[Dataset excerpt]

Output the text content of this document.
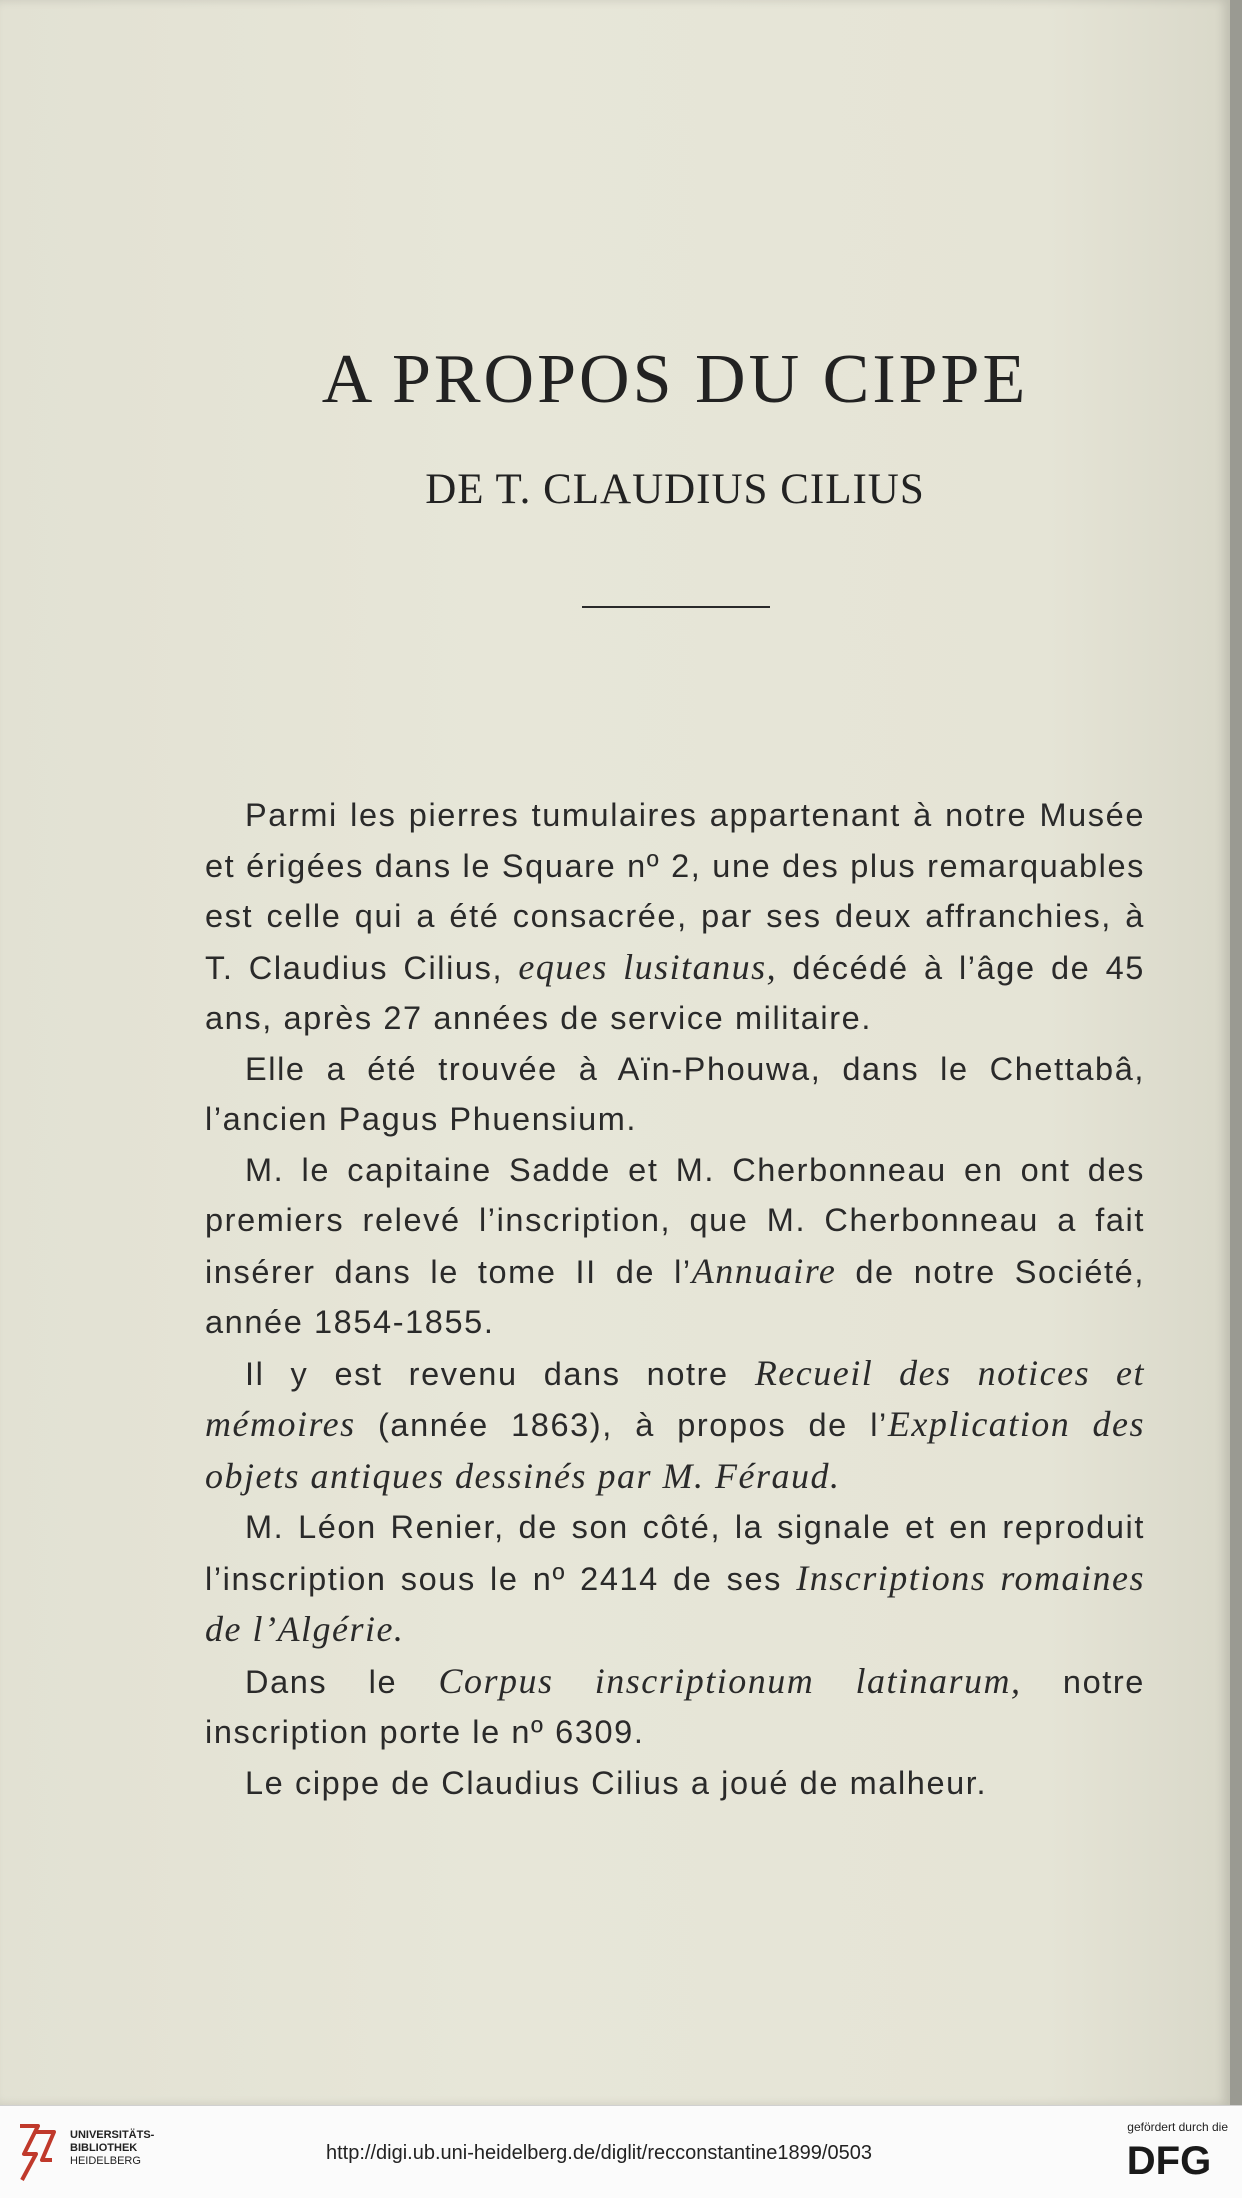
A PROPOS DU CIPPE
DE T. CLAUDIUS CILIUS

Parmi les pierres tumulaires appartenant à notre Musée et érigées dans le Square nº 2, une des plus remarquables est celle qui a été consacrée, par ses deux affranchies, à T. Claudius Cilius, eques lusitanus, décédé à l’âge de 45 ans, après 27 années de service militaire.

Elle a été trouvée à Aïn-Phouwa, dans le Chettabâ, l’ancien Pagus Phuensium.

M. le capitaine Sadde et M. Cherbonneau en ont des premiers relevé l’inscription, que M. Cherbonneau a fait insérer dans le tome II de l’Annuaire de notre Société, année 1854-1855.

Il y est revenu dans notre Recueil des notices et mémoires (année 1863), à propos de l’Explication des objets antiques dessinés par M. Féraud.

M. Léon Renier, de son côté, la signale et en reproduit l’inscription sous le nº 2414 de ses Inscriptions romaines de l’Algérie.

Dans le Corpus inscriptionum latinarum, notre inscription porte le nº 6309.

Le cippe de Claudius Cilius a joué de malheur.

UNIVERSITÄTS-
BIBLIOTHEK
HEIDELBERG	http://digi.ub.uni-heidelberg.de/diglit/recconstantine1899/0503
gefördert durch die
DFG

# Exercise requirements
Copy all the lines of data exactly as they appear, dropping any images.

# Output
Output the text content of this document.
A PROPOS DU CIPPE
DE T. CLAUDIUS CILIUS

Parmi les pierres tumulaires appartenant à notre Musée et érigées dans le Square nº 2, une des plus remarquables est celle qui a été consacrée, par ses deux affranchies, à T. Claudius Cilius, eques lusitanus, décédé à l’âge de 45 ans, après 27 années de service militaire.

Elle a été trouvée à Aïn-Phouwa, dans le Chettabâ, l’ancien Pagus Phuensium.

M. le capitaine Sadde et M. Cherbonneau en ont des premiers relevé l’inscription, que M. Cherbonneau a fait insérer dans le tome II de l’Annuaire de notre Société, année 1854-1855.

Il y est revenu dans notre Recueil des notices et mémoires (année 1863), à propos de l’Explication des objets antiques dessinés par M. Féraud.

M. Léon Renier, de son côté, la signale et en reproduit l’inscription sous le nº 2414 de ses Inscriptions romaines de l’Algérie.

Dans le Corpus inscriptionum latinarum, notre inscription porte le nº 6309.

Le cippe de Claudius Cilius a joué de malheur.

UNIVERSITÄTS-
BIBLIOTHEK
HEIDELBERG	http://digi.ub.uni-heidelberg.de/diglit/recconstantine1899/0503
gefördert durch die
DFG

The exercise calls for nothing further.